> _Directive_: Set down each entry from the block beneath, exactly as written.

> _Data supplied_:
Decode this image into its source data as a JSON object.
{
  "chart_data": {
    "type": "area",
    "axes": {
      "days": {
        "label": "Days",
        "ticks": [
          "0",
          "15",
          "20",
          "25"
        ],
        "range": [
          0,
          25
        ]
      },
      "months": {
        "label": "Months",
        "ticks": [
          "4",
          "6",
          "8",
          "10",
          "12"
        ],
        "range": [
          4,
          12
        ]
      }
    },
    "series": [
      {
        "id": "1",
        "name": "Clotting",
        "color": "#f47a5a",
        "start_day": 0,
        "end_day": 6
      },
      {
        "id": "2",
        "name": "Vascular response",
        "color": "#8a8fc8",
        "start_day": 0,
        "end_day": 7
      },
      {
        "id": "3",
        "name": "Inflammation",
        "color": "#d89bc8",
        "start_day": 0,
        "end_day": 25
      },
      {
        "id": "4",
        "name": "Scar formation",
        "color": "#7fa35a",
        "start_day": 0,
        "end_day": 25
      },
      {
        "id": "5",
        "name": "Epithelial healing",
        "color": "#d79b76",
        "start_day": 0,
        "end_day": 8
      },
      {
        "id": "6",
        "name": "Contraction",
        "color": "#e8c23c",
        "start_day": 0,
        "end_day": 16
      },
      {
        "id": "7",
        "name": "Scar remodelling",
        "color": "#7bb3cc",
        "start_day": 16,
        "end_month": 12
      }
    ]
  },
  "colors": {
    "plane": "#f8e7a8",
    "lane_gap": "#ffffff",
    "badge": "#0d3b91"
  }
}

> _The answer_:
Decode this image into its source data as a JSON object.
{
  "chart_data": {
    "type": "area",
    "axes": {
      "days": {
        "label": "Days",
        "ticks": [
          "0",
          "15",
          "20",
          "25"
        ],
        "range": [
          0,
          25
        ]
      },
      "months": {
        "label": "Months",
        "ticks": [
          "4",
          "6",
          "8",
          "10",
          "12"
        ],
        "range": [
          4,
          12
        ]
      }
    },
    "series": [
      {
        "id": "1",
        "name": "Clotting",
        "color": "#f47a5a",
        "start_day": 0,
        "end_day": 6
      },
      {
        "id": "2",
        "name": "Vascular response",
        "color": "#8a8fc8",
        "start_day": 0,
        "end_day": 7
      },
      {
        "id": "3",
        "name": "Inflammation",
        "color": "#d89bc8",
        "start_day": 0,
        "end_day": 25
      },
      {
        "id": "4",
        "name": "Scar formation",
        "color": "#7fa35a",
        "start_day": 0,
        "end_day": 25
      },
      {
        "id": "5",
        "name": "Epithelial healing",
        "color": "#d79b76",
        "start_day": 0,
        "end_day": 8
      },
      {
        "id": "6",
        "name": "Contraction",
        "color": "#e8c23c",
        "start_day": 0,
        "end_day": 16
      },
      {
        "id": "7",
        "name": "Scar remodelling",
        "color": "#7bb3cc",
        "start_day": 16,
        "end_month": 12
      }
    ]
  },
  "colors": {
    "plane": "#f8e7a8",
    "lane_gap": "#ffffff",
    "badge": "#0d3b91"
  }
}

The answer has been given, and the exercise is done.